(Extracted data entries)

■ ■ ■

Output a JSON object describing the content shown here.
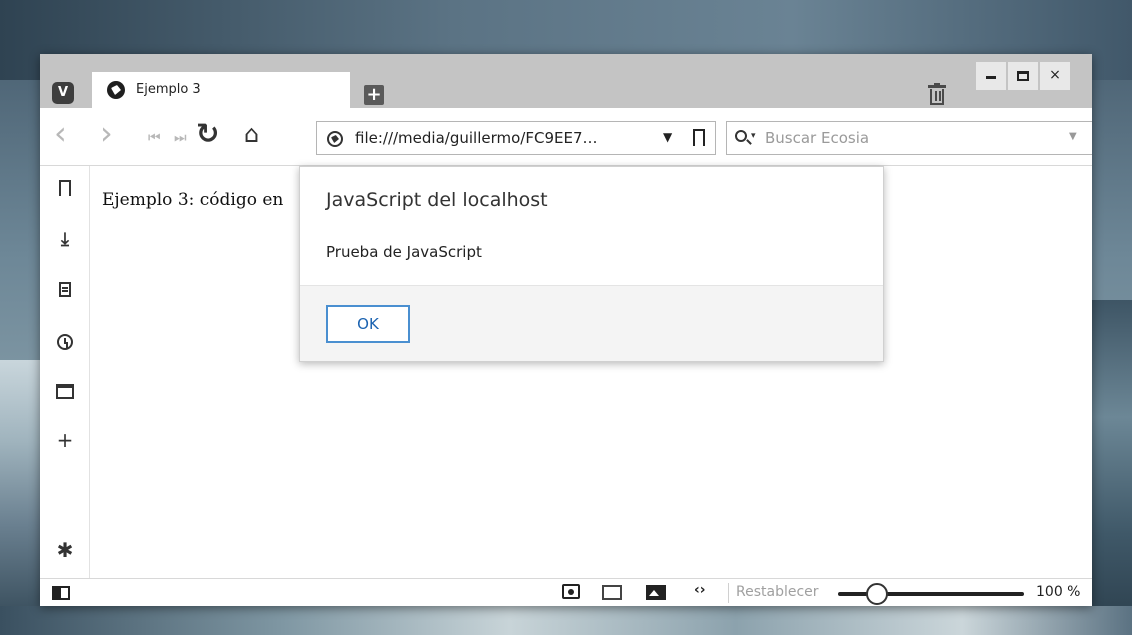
{
  "browser": {
    "logo": "V",
    "tab": {
      "title": "Ejemplo 3"
    },
    "new_tab": "+",
    "window_controls": {
      "minimize": "",
      "maximize": "",
      "close": "×"
    }
  },
  "navbar": {
    "back": "‹",
    "forward": "›",
    "rewind": "⏮",
    "fast_forward": "⏭",
    "reload": "↻",
    "home": "⌂",
    "url": "file:///media/guillermo/FC9EE7…",
    "url_dropdown": "▼",
    "search_caret": "▾",
    "search_placeholder": "Buscar Ecosia",
    "search_dropdown": "▼"
  },
  "sidepanel": {
    "download": "⤓",
    "add": "+",
    "settings": "✱"
  },
  "page": {
    "text": "Ejemplo 3: código en"
  },
  "dialog": {
    "title": "JavaScript del localhost",
    "message": "Prueba de JavaScript",
    "ok_label": "OK"
  },
  "statusbar": {
    "code": "‹›",
    "reset_label": "Restablecer",
    "zoom_level": "100 %",
    "zoom_value": 0.2
  }
}
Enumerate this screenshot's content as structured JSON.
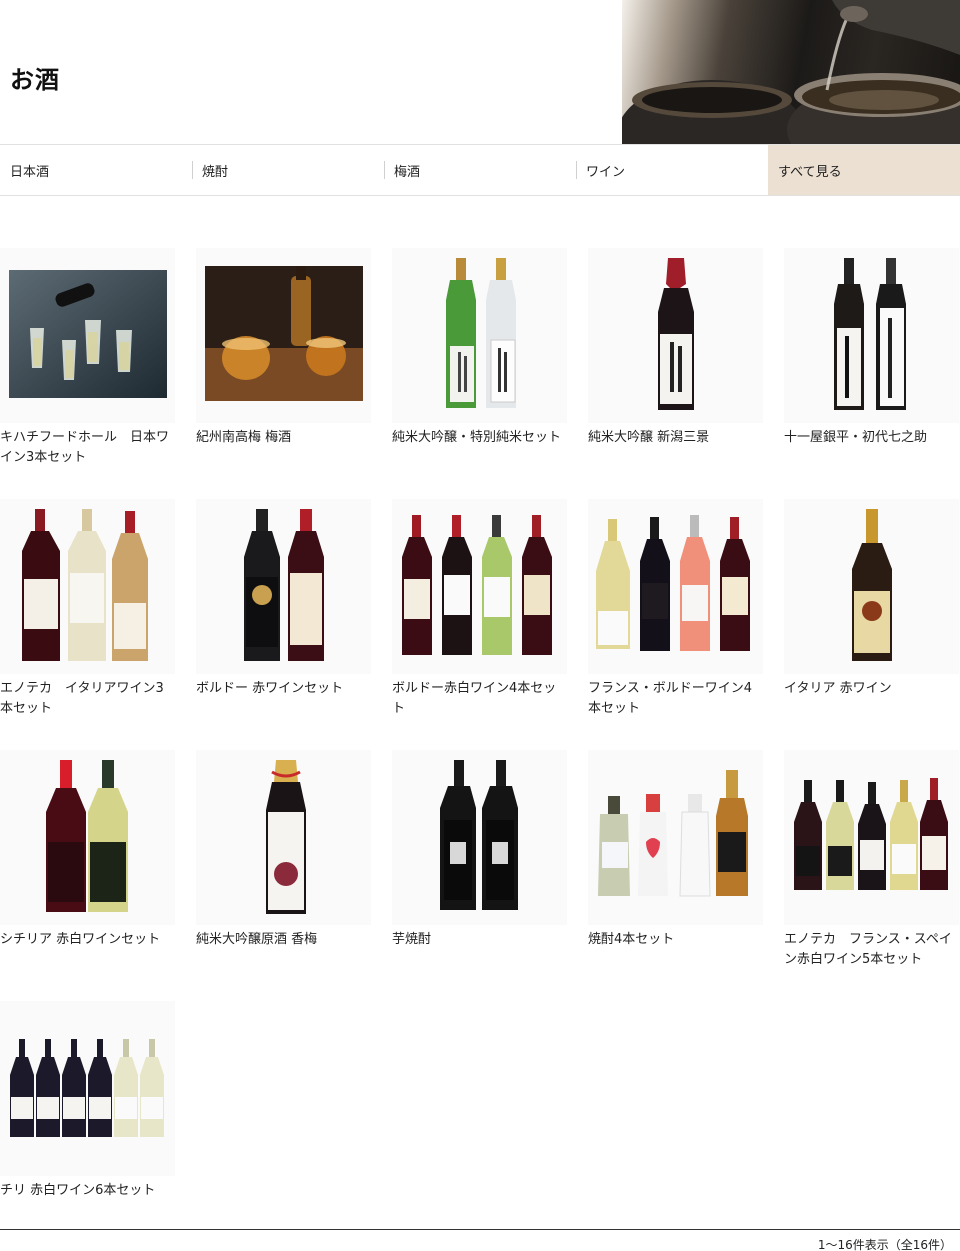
{
  "page": {
    "title": "お酒"
  },
  "categories": [
    {
      "label": "日本酒",
      "active": false
    },
    {
      "label": "焼酎",
      "active": false
    },
    {
      "label": "梅酒",
      "active": false
    },
    {
      "label": "ワイン",
      "active": false
    },
    {
      "label": "すべて見る",
      "active": true
    }
  ],
  "products": [
    {
      "name": "キハチフードホール　日本ワイン3本セット",
      "image": "sparkling-wine-glasses-photo"
    },
    {
      "name": "紀州南高梅 梅酒",
      "image": "umeshu-glass-photo"
    },
    {
      "name": "純米大吟醸・特別純米セット",
      "image": "sake-bottles-2"
    },
    {
      "name": "純米大吟醸 新潟三景",
      "image": "sake-bottle-red-cap"
    },
    {
      "name": "十一屋銀平・初代七之助",
      "image": "sake-bottles-2-black"
    },
    {
      "name": "エノテカ　イタリアワイン3本セット",
      "image": "wine-bottles-3"
    },
    {
      "name": "ボルドー 赤ワインセット",
      "image": "wine-bottles-2"
    },
    {
      "name": "ボルドー赤白ワイン4本セット",
      "image": "wine-bottles-4"
    },
    {
      "name": "フランス・ボルドーワイン4本セット",
      "image": "wine-bottles-4-rose"
    },
    {
      "name": "イタリア 赤ワイン",
      "image": "wine-bottle-1"
    },
    {
      "name": "シチリア 赤白ワインセット",
      "image": "wine-bottles-2-red-white"
    },
    {
      "name": "純米大吟醸原酒 香梅",
      "image": "sake-bottle-gift"
    },
    {
      "name": "芋焼酎",
      "image": "shochu-bottles-2"
    },
    {
      "name": "焼酎4本セット",
      "image": "shochu-bottles-4"
    },
    {
      "name": "エノテカ　フランス・スペイン赤白ワイン5本セット",
      "image": "wine-bottles-5"
    },
    {
      "name": "チリ 赤白ワイン6本セット",
      "image": "wine-bottles-6"
    }
  ],
  "pagination": {
    "summary": "1～16件表示（全16件）"
  },
  "colors": {
    "active_tab_bg": "#ebe0d2",
    "text": "#222222"
  }
}
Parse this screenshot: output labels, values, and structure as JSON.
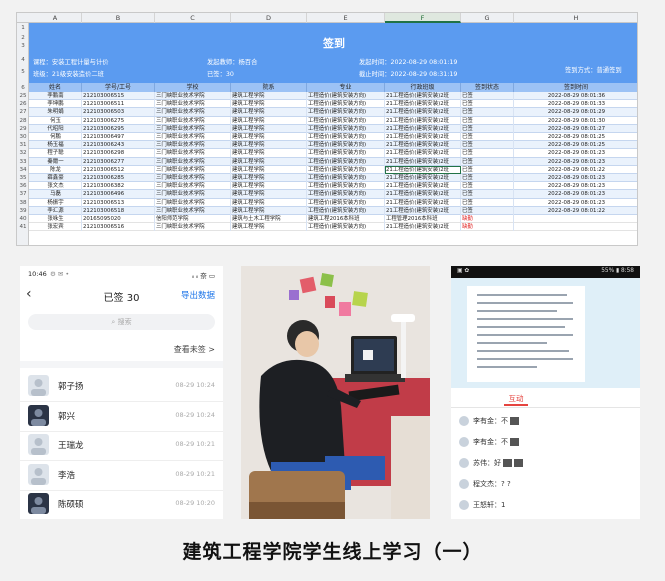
{
  "sheet": {
    "columns": [
      "A",
      "B",
      "C",
      "D",
      "E",
      "F",
      "G",
      "H"
    ],
    "selected_column": "F",
    "row_numbers": [
      "1",
      "2",
      "3",
      "4",
      "5",
      "6",
      "25",
      "26",
      "27",
      "28",
      "29",
      "30",
      "31",
      "32",
      "33",
      "34",
      "35",
      "36",
      "37",
      "38",
      "39",
      "40",
      "41"
    ],
    "title": "签到",
    "meta": {
      "course": "课程：安装工程计量与计价",
      "teacher": "发起教师：杨百合",
      "start_time": "发起时间：2022-08-29 08:01:19",
      "class": "班级：21级安装造价二班",
      "signed": "已签：30",
      "end_time": "截止时间：2022-08-29 08:31:19",
      "method": "签到方式：普通签到"
    },
    "headers": [
      "姓名",
      "学号/工号",
      "学校",
      "院系",
      "专业",
      "行政班级",
      "签到状态",
      "签到时间"
    ],
    "rows": [
      [
        "李鹏南",
        "212103006515",
        "三门峡职业技术学院",
        "建筑工程学院",
        "工程造价(建筑安装方向)",
        "21工程造价(建筑安装)2班",
        "已签",
        "2022-08-29 08:01:36"
      ],
      [
        "李坤鹏",
        "212103006511",
        "三门峡职业技术学院",
        "建筑工程学院",
        "工程造价(建筑安装方向)",
        "21工程造价(建筑安装)2班",
        "已签",
        "2022-08-29 08:01:33"
      ],
      [
        "朱明娟",
        "212103006503",
        "三门峡职业技术学院",
        "建筑工程学院",
        "工程造价(建筑安装方向)",
        "21工程造价(建筑安装)2班",
        "已签",
        "2022-08-29 08:01:29"
      ],
      [
        "何玉",
        "212103006275",
        "三门峡职业技术学院",
        "建筑工程学院",
        "工程造价(建筑安装方向)",
        "21工程造价(建筑安装)2班",
        "已签",
        "2022-08-29 08:01:30"
      ],
      [
        "代昭阳",
        "212103006295",
        "三门峡职业技术学院",
        "建筑工程学院",
        "工程造价(建筑安装方向)",
        "21工程造价(建筑安装)2班",
        "已签",
        "2022-08-29 08:01:27"
      ],
      [
        "何鹏",
        "212103006497",
        "三门峡职业技术学院",
        "建筑工程学院",
        "工程造价(建筑安装方向)",
        "21工程造价(建筑安装)2班",
        "已签",
        "2022-08-29 08:01:25"
      ],
      [
        "杨玉福",
        "212103006243",
        "三门峡职业技术学院",
        "建筑工程学院",
        "工程造价(建筑安装方向)",
        "21工程造价(建筑安装)2班",
        "已签",
        "2022-08-29 08:01:25"
      ],
      [
        "程子聪",
        "212103006298",
        "三门峡职业技术学院",
        "建筑工程学院",
        "工程造价(建筑安装方向)",
        "21工程造价(建筑安装)2班",
        "已签",
        "2022-08-29 08:01:23"
      ],
      [
        "秦爾一",
        "212103006277",
        "三门峡职业技术学院",
        "建筑工程学院",
        "工程造价(建筑安装方向)",
        "21工程造价(建筑安装)2班",
        "已签",
        "2022-08-29 08:01:23"
      ],
      [
        "陈龙",
        "212103006512",
        "三门峡职业技术学院",
        "建筑工程学院",
        "工程造价(建筑安装方向)",
        "21工程造价(建筑安装)2班",
        "已签",
        "2022-08-29 08:01:22"
      ],
      [
        "薛鑫豪",
        "212103006285",
        "三门峡职业技术学院",
        "建筑工程学院",
        "工程造价(建筑安装方向)",
        "21工程造价(建筑安装)2班",
        "已签",
        "2022-08-29 08:01:23"
      ],
      [
        "张文杰",
        "212103006382",
        "三门峡职业技术学院",
        "建筑工程学院",
        "工程造价(建筑安装方向)",
        "21工程造价(建筑安装)2班",
        "已签",
        "2022-08-29 08:01:23"
      ],
      [
        "马磊",
        "212103006496",
        "三门峡职业技术学院",
        "建筑工程学院",
        "工程造价(建筑安装方向)",
        "21工程造价(建筑安装)2班",
        "已签",
        "2022-08-29 08:01:23"
      ],
      [
        "杨振宇",
        "212103006513",
        "三门峡职业技术学院",
        "建筑工程学院",
        "工程造价(建筑安装方向)",
        "21工程造价(建筑安装)2班",
        "已签",
        "2022-08-29 08:01:23"
      ],
      [
        "李汇源",
        "212103006518",
        "三门峡职业技术学院",
        "建筑工程学院",
        "工程造价(建筑安装方向)",
        "21工程造价(建筑安装)2班",
        "已签",
        "2022-08-29 08:01:22"
      ],
      [
        "张咏生",
        "20165095020",
        "信阳师范学院",
        "建筑与土木工程学院",
        "建筑工程2016本科班",
        "工程管理2016本科班",
        "缺勤",
        ""
      ],
      [
        "张宏宾",
        "212103006516",
        "三门峡职业技术学院",
        "建筑工程学院",
        "工程造价(建筑安装方向)",
        "21工程造价(建筑安装)2班",
        "缺勤",
        ""
      ]
    ]
  },
  "phone": {
    "time": "10:46",
    "status_icons": "⚙ ✉ •",
    "signal": "ᵢₗ ᵢₗ 奈 ▭",
    "title": "已签 30",
    "export_label": "导出数据",
    "search_placeholder": "搜索",
    "view_unsigned": "查看未签 >",
    "students": [
      {
        "name": "郭子扬",
        "time": "08-29 10:24"
      },
      {
        "name": "郭兴",
        "time": "08-29 10:24"
      },
      {
        "name": "王瑞龙",
        "time": "08-29 10:21"
      },
      {
        "name": "李浩",
        "time": "08-29 10:21"
      },
      {
        "name": "陈硕硕",
        "time": "08-29 10:20"
      }
    ]
  },
  "tablet": {
    "status_left": "▣ ✿",
    "status_right": "55% ▮ 8:58",
    "interact_tab": "互动",
    "messages": [
      {
        "sender": "李有金：不"
      },
      {
        "sender": "李有金：不"
      },
      {
        "sender": "苏伟：好"
      },
      {
        "sender": "程文杰：? ?"
      },
      {
        "sender": "王怒轩：1"
      }
    ]
  },
  "caption": "建筑工程学院学生线上学习（一）"
}
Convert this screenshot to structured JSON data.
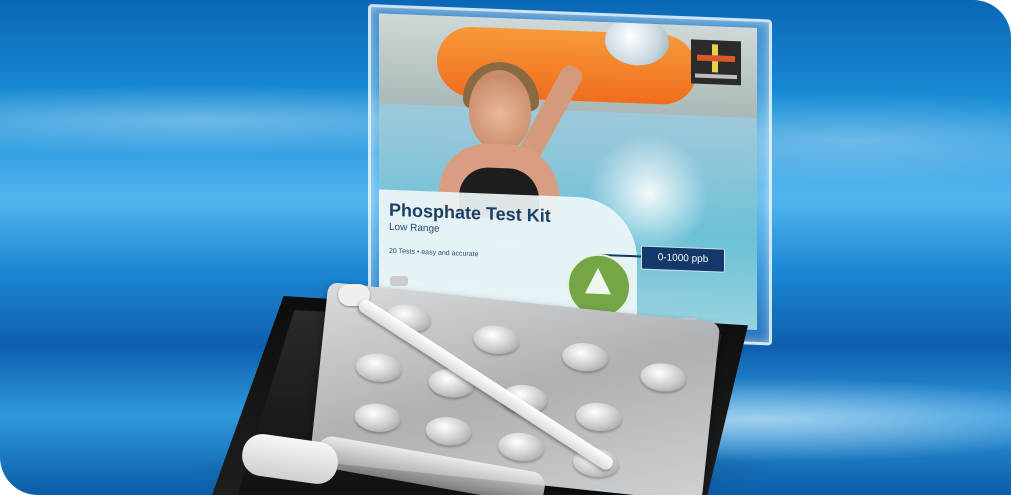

■ ■ ■

> Short problem:
Pull out the lines above in which the word "JSON" appears.

> Correct response:
Output a JSON object describing the content shown here.
Enumerate this screenshot's content as structured JSON.
Parse this screenshot: output labels, values, and structure as JSON.
Convert this screenshot to structured JSON data.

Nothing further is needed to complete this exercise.